(A block of data)

▬▬▬

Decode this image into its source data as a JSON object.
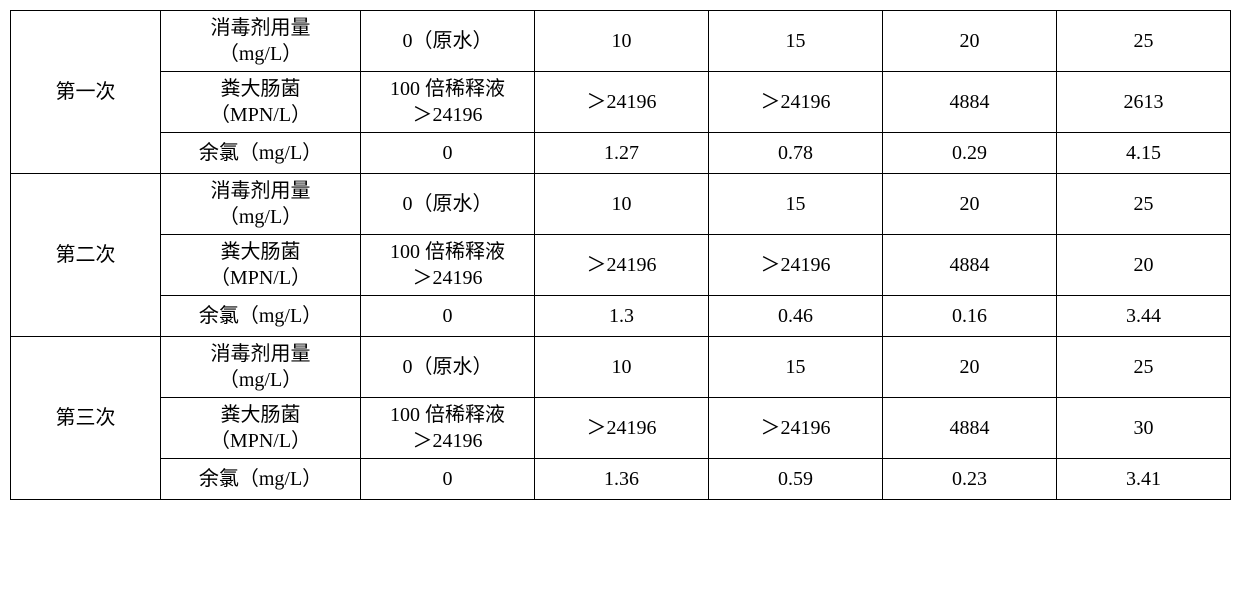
{
  "groups": [
    {
      "label": "第一次",
      "rows": [
        {
          "param": "消毒剂用量\n（mg/L）",
          "v0": "0（原水）",
          "v1": "10",
          "v2": "15",
          "v3": "20",
          "v4": "25"
        },
        {
          "param": "粪大肠菌\n（MPN/L）",
          "v0": "100 倍稀释液\n＞24196",
          "v1": "＞24196",
          "v2": "＞24196",
          "v3": "4884",
          "v4": "2613"
        },
        {
          "param": "余氯（mg/L）",
          "v0": "0",
          "v1": "1.27",
          "v2": "0.78",
          "v3": "0.29",
          "v4": "4.15"
        }
      ]
    },
    {
      "label": "第二次",
      "rows": [
        {
          "param": "消毒剂用量\n（mg/L）",
          "v0": "0（原水）",
          "v1": "10",
          "v2": "15",
          "v3": "20",
          "v4": "25"
        },
        {
          "param": "粪大肠菌\n（MPN/L）",
          "v0": "100 倍稀释液\n＞24196",
          "v1": "＞24196",
          "v2": "＞24196",
          "v3": "4884",
          "v4": "20"
        },
        {
          "param": "余氯（mg/L）",
          "v0": "0",
          "v1": "1.3",
          "v2": "0.46",
          "v3": "0.16",
          "v4": "3.44"
        }
      ]
    },
    {
      "label": "第三次",
      "rows": [
        {
          "param": "消毒剂用量\n（mg/L）",
          "v0": "0（原水）",
          "v1": "10",
          "v2": "15",
          "v3": "20",
          "v4": "25"
        },
        {
          "param": "粪大肠菌\n（MPN/L）",
          "v0": "100 倍稀释液\n＞24196",
          "v1": "＞24196",
          "v2": "＞24196",
          "v3": "4884",
          "v4": "30"
        },
        {
          "param": "余氯（mg/L）",
          "v0": "0",
          "v1": "1.36",
          "v2": "0.59",
          "v3": "0.23",
          "v4": "3.41"
        }
      ]
    }
  ],
  "style": {
    "background_color": "#ffffff",
    "border_color": "#000000",
    "text_color": "#000000",
    "font_size": 20,
    "font_family": "SimSun"
  }
}
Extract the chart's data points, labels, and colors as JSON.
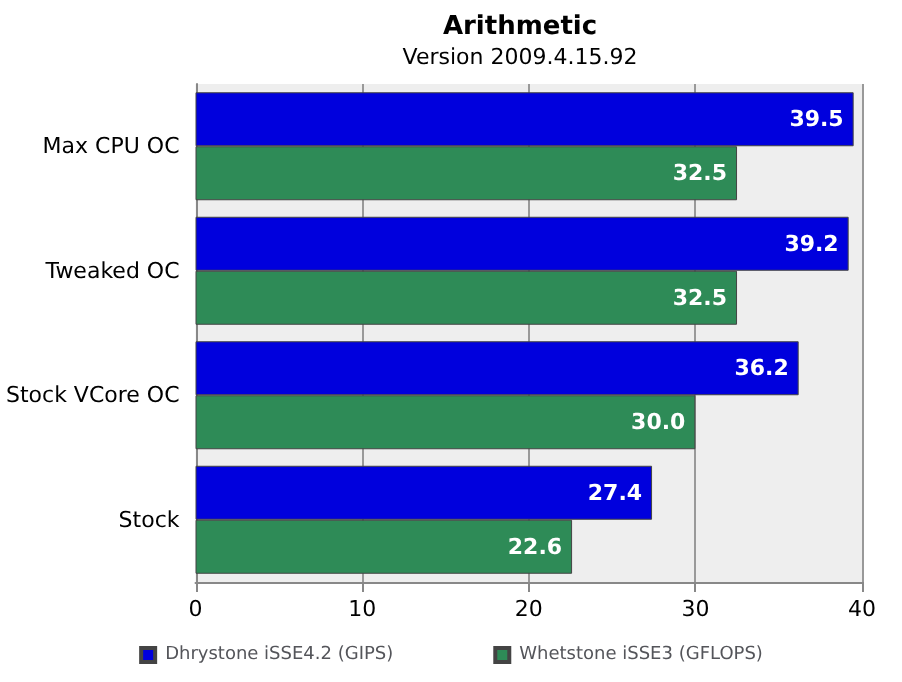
{
  "chart_data": {
    "type": "bar",
    "orientation": "horizontal",
    "title": "Arithmetic",
    "subtitle": "Version 2009.4.15.92",
    "categories": [
      "Max CPU OC",
      "Tweaked OC",
      "Stock VCore OC",
      "Stock"
    ],
    "series": [
      {
        "name": "Dhrystone iSSE4.2 (GIPS)",
        "color": "#0000dd",
        "values": [
          39.5,
          39.2,
          36.2,
          27.4
        ],
        "value_labels": [
          "39.5",
          "39.2",
          "36.2",
          "27.4"
        ]
      },
      {
        "name": "Whetstone iSSE3 (GFLOPS)",
        "color": "#2e8b57",
        "values": [
          32.5,
          32.5,
          30.0,
          22.6
        ],
        "value_labels": [
          "32.5",
          "32.5",
          "30.0",
          "22.6"
        ]
      }
    ],
    "xlim": [
      0,
      40
    ],
    "xticks": [
      0,
      10,
      20,
      30,
      40
    ],
    "grid": "x",
    "legend": "bottom"
  }
}
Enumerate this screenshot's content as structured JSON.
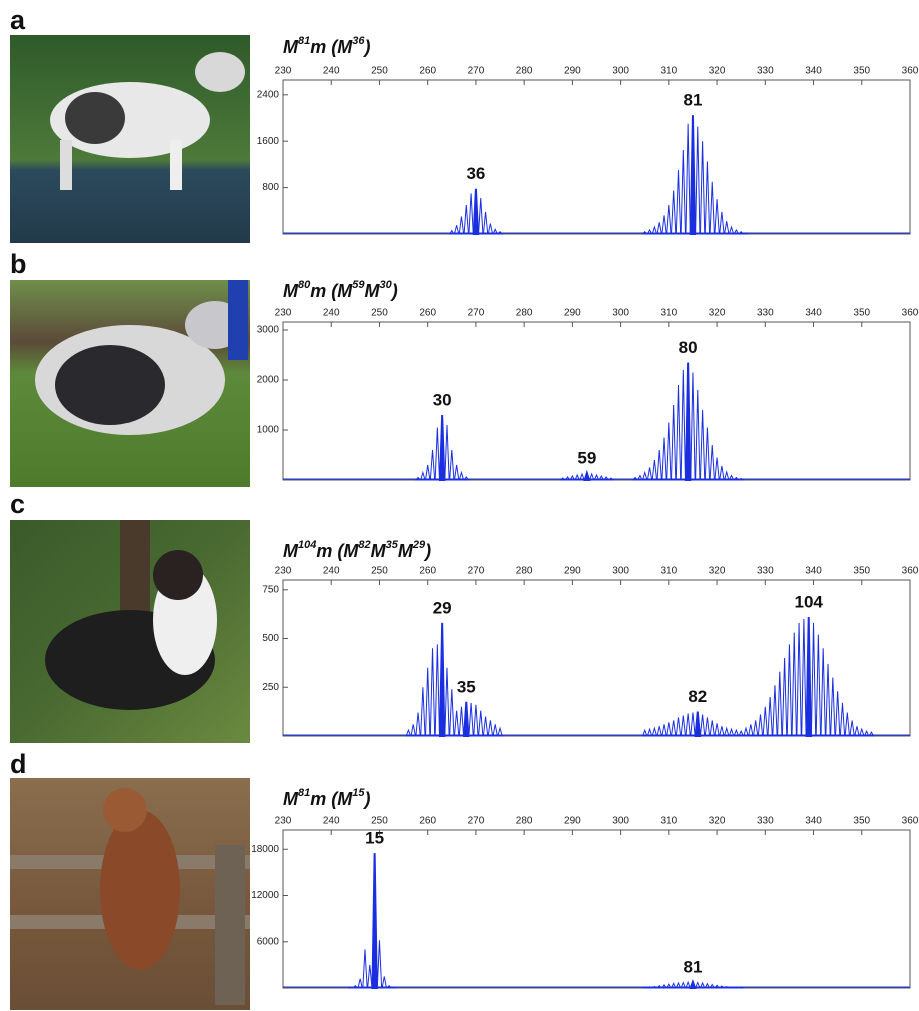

▬▬▬

PROBLEM DETAILS> The records above are to be reproduced exactly; the pictures are to be left out.

SOLUTION>
Decode this image into its source data as a JSON object.
{
  "groups": [
    {
      "label": "第一次",
      "rows": [
        {
          "param": "消毒剂用量\n（mg/L）",
          "v0": "0（原水）",
          "v1": "10",
          "v2": "15",
          "v3": "20",
          "v4": "25"
        },
        {
          "param": "粪大肠菌\n（MPN/L）",
          "v0": "100 倍稀释液\n＞24196",
          "v1": "＞24196",
          "v2": "＞24196",
          "v3": "4884",
          "v4": "2613"
        },
        {
          "param": "余氯（mg/L）",
          "v0": "0",
          "v1": "1.27",
          "v2": "0.78",
          "v3": "0.29",
          "v4": "4.15"
        }
      ]
    },
    {
      "label": "第二次",
      "rows": [
        {
          "param": "消毒剂用量\n（mg/L）",
          "v0": "0（原水）",
          "v1": "10",
          "v2": "15",
          "v3": "20",
          "v4": "25"
        },
        {
          "param": "粪大肠菌\n（MPN/L）",
          "v0": "100 倍稀释液\n＞24196",
          "v1": "＞24196",
          "v2": "＞24196",
          "v3": "4884",
          "v4": "20"
        },
        {
          "param": "余氯（mg/L）",
          "v0": "0",
          "v1": "1.3",
          "v2": "0.46",
          "v3": "0.16",
          "v4": "3.44"
        }
      ]
    },
    {
      "label": "第三次",
      "rows": [
        {
          "param": "消毒剂用量\n（mg/L）",
          "v0": "0（原水）",
          "v1": "10",
          "v2": "15",
          "v3": "20",
          "v4": "25"
        },
        {
          "param": "粪大肠菌\n（MPN/L）",
          "v0": "100 倍稀释液\n＞24196",
          "v1": "＞24196",
          "v2": "＞24196",
          "v3": "4884",
          "v4": "30"
        },
        {
          "param": "余氯（mg/L）",
          "v0": "0",
          "v1": "1.36",
          "v2": "0.59",
          "v3": "0.23",
          "v4": "3.41"
        }
      ]
    }
  ],
  "style": {
    "background_color": "#ffffff",
    "border_color": "#000000",
    "text_color": "#000000",
    "font_size": 20,
    "font_family": "SimSun"
  }
}
Extract the chart's data points, labels, and colors as JSON.
{
  "chart_data": {
    "type": "bar",
    "orientation": "horizontal",
    "title": "Arithmetic",
    "subtitle": "Version 2009.4.15.92",
    "categories": [
      "Max CPU OC",
      "Tweaked OC",
      "Stock VCore OC",
      "Stock"
    ],
    "series": [
      {
        "name": "Dhrystone iSSE4.2 (GIPS)",
        "color": "#0000dd",
        "values": [
          39.5,
          39.2,
          36.2,
          27.4
        ],
        "value_labels": [
          "39.5",
          "39.2",
          "36.2",
          "27.4"
        ]
      },
      {
        "name": "Whetstone iSSE3 (GFLOPS)",
        "color": "#2e8b57",
        "values": [
          32.5,
          32.5,
          30.0,
          22.6
        ],
        "value_labels": [
          "32.5",
          "32.5",
          "30.0",
          "22.6"
        ]
      }
    ],
    "xlim": [
      0,
      40
    ],
    "xticks": [
      0,
      10,
      20,
      30,
      40
    ],
    "grid": "x",
    "legend": "bottom"
  }
}
Enumerate this screenshot's content as structured JSON.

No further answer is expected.